▶ [REQUIRED ACTION] A bare number is the only acceptable answer: how many lines of these entries include "urethral"?

[DATA UNDER STUDY Boundary: Start]

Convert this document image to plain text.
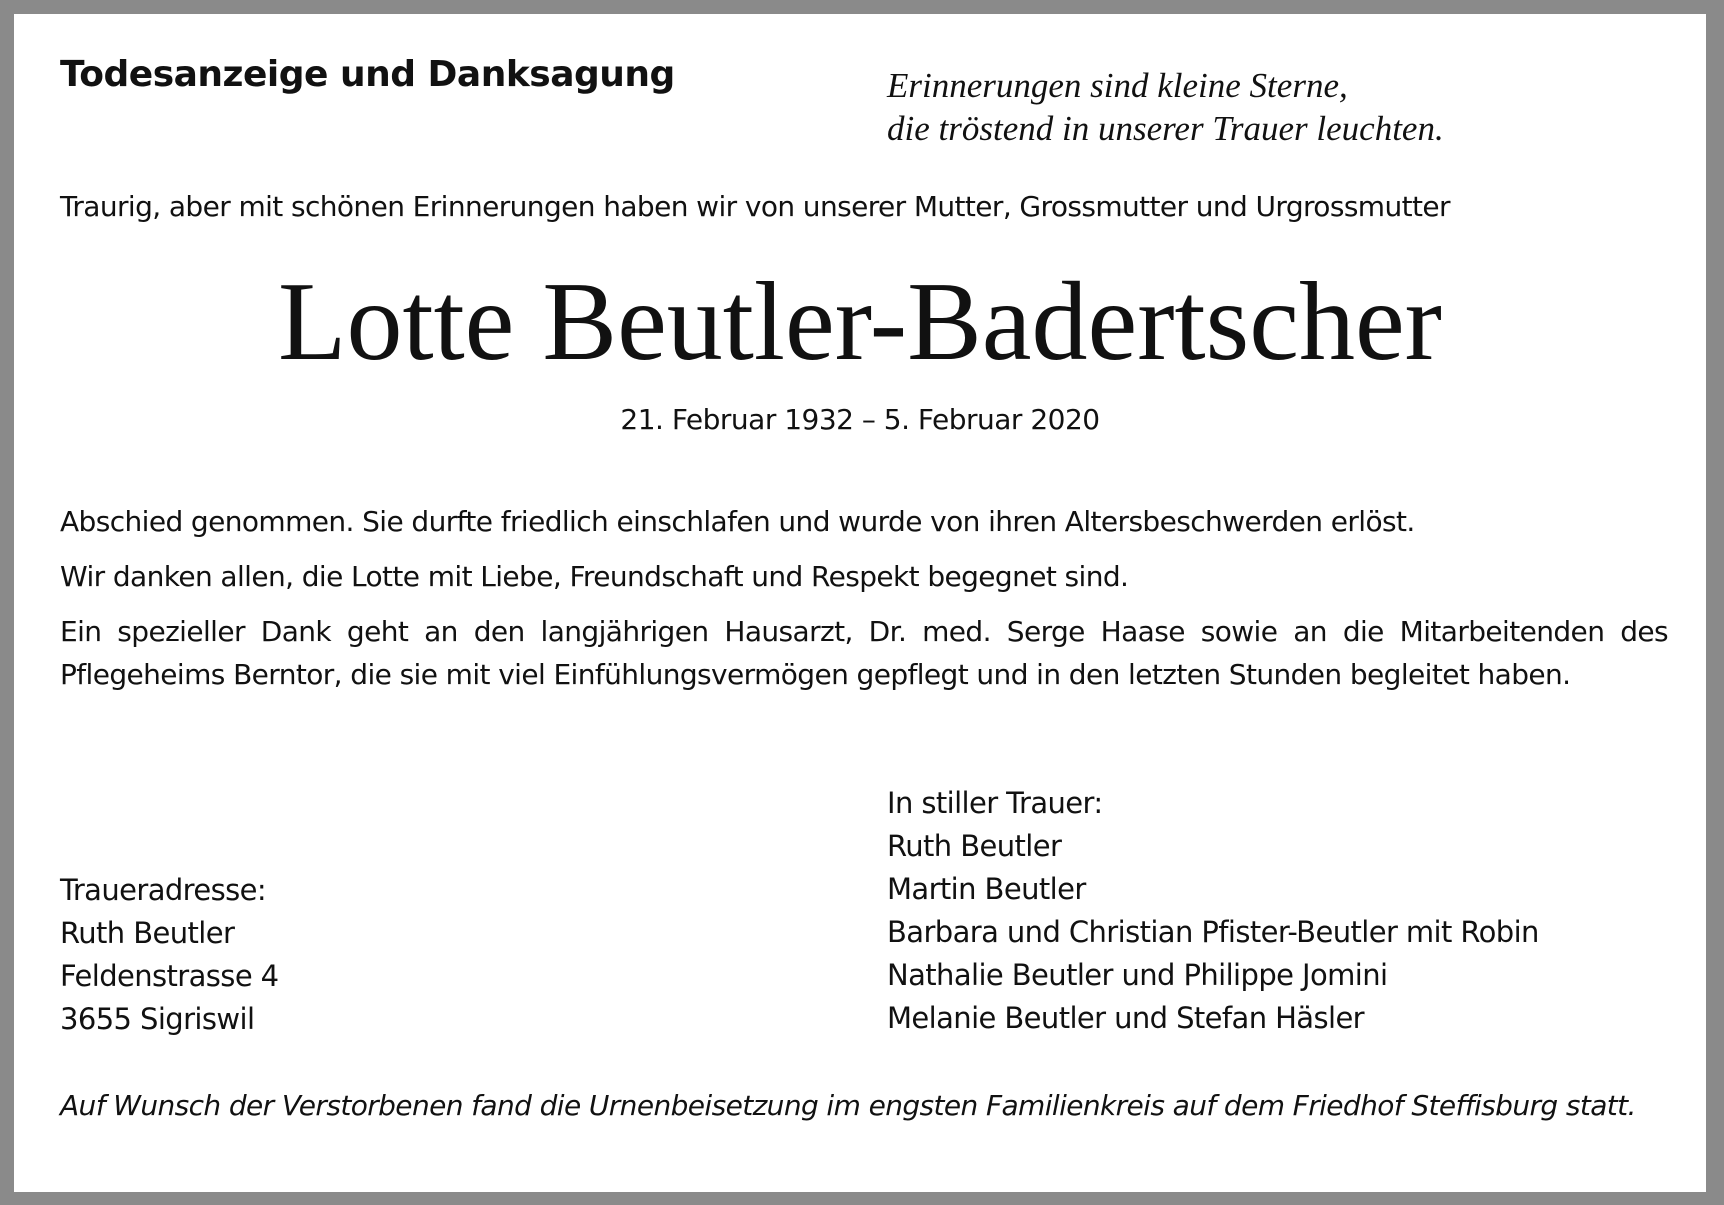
Todesanzeige und Danksagung	Erinnerungen sind kleine Sterne,
die tröstend in unserer Trauer leuchten.

Traurig, aber mit schönen Erinnerungen haben wir von unserer Mutter, Grossmutter und Urgrossmutter

Lotte Beutler-Badertscher

21. Februar 1932 – 5. Februar 2020

Abschied genommen. Sie durfte friedlich einschlafen und wurde von ihren Altersbeschwerden erlöst.

Wir danken allen, die Lotte mit Liebe, Freundschaft und Respekt begegnet sind.

Ein spezieller Dank geht an den langjährigen Hausarzt, Dr. med. Serge Haase sowie an die Mitarbeitenden des Pflegeheims Berntor, die sie mit viel Einfühlungsvermögen gepflegt und in den letzten Stunden begleitet haben.

In stiller Trauer:
Ruth Beutler
Martin Beutler
Barbara und Christian Pfister-Beutler mit Robin
Nathalie Beutler und Philippe Jomini
Melanie Beutler und Stefan Häsler
Traueradresse:
Ruth Beutler
Feldenstrasse 4
3655 Sigriswil

Auf Wunsch der Verstorbenen fand die Urnenbeisetzung im engsten Familienkreis auf dem Friedhof Steffisburg statt.
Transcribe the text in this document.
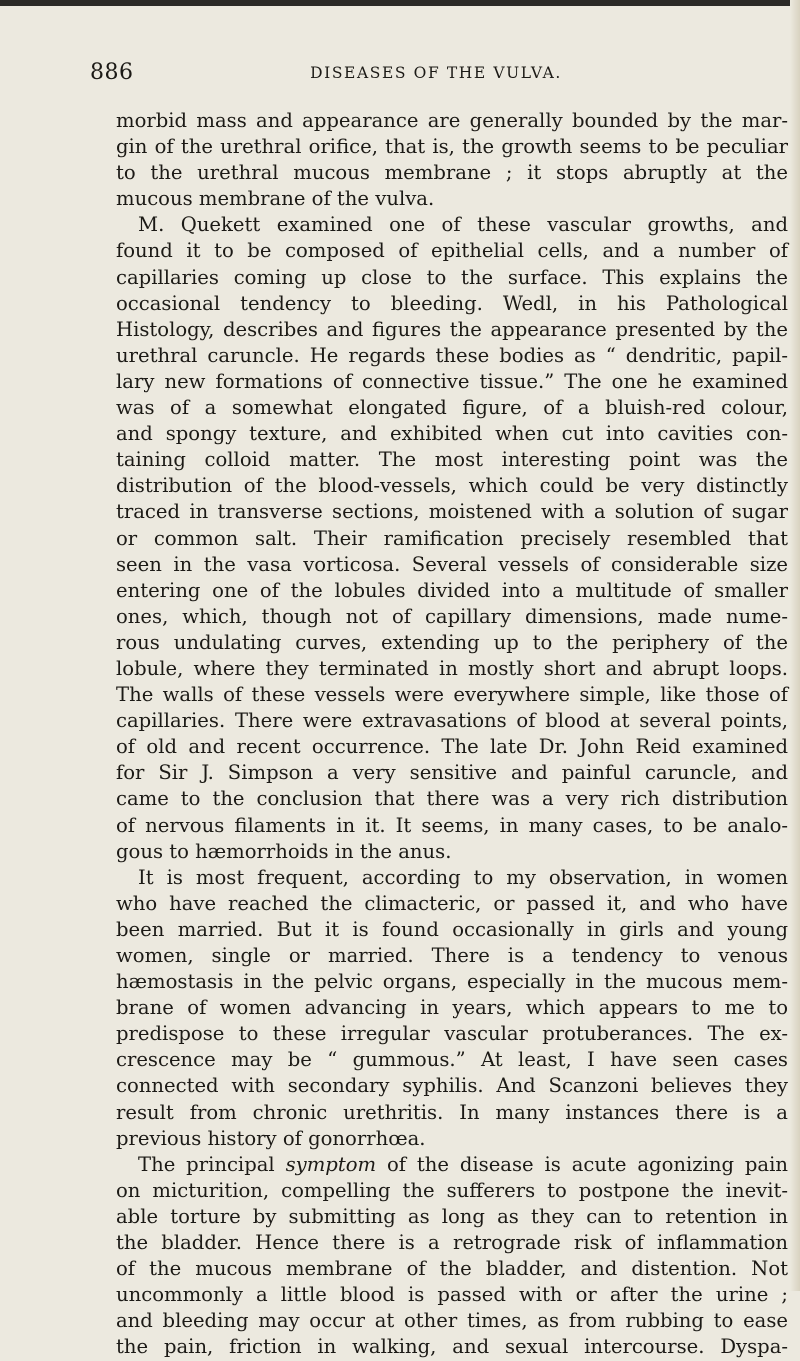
886	DISEASES OF THE VULVA.
morbid mass and appearance are generally bounded by the mar-
gin of the urethral orifice, that is, the growth seems to be peculiar
to the urethral mucous membrane ; it stops abruptly at the
mucous membrane of the vulva.
M. Quekett examined one of these vascular growths, and
found it to be composed of epithelial cells, and a number of
capillaries coming up close to the surface. This explains the
occasional tendency to bleeding. Wedl, in his Pathological
Histology, describes and figures the appearance presented by the
urethral caruncle. He regards these bodies as “ dendritic, papil-
lary new formations of connective tissue.” The one he examined
was of a somewhat elongated figure, of a bluish-red colour,
and spongy texture, and exhibited when cut into cavities con-
taining colloid matter. The most interesting point was the
distribution of the blood-vessels, which could be very distinctly
traced in transverse sections, moistened with a solution of sugar
or common salt. Their ramification precisely resembled that
seen in the vasa vorticosa. Several vessels of considerable size
entering one of the lobules divided into a multitude of smaller
ones, which, though not of capillary dimensions, made nume-
rous undulating curves, extending up to the periphery of the
lobule, where they terminated in mostly short and abrupt loops.
The walls of these vessels were everywhere simple, like those of
capillaries. There were extravasations of blood at several points,
of old and recent occurrence. The late Dr. John Reid examined
for Sir J. Simpson a very sensitive and painful caruncle, and
came to the conclusion that there was a very rich distribution
of nervous filaments in it. It seems, in many cases, to be analo-
gous to hæmorrhoids in the anus.
It is most frequent, according to my observation, in women
who have reached the climacteric, or passed it, and who have
been married. But it is found occasionally in girls and young
women, single or married. There is a tendency to venous
hæmostasis in the pelvic organs, especially in the mucous mem-
brane of women advancing in years, which appears to me to
predispose to these irregular vascular protuberances. The ex-
crescence may be “ gummous.” At least, I have seen cases
connected with secondary syphilis. And Scanzoni believes they
result from chronic urethritis. In many instances there is a
previous history of gonorrhœa.
The principal symptom of the disease is acute agonizing pain
on micturition, compelling the sufferers to postpone the inevit-
able torture by submitting as long as they can to retention in
the bladder. Hence there is a retrograde risk of inflammation
of the mucous membrane of the bladder, and distention. Not
uncommonly a little blood is passed with or after the urine ;
and bleeding may occur at other times, as from rubbing to ease
the pain, friction in walking, and sexual intercourse. Dyspa-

[DATA UNDER STUDY Boundary: End]

▶ [WRITTEN SOLUTION] 3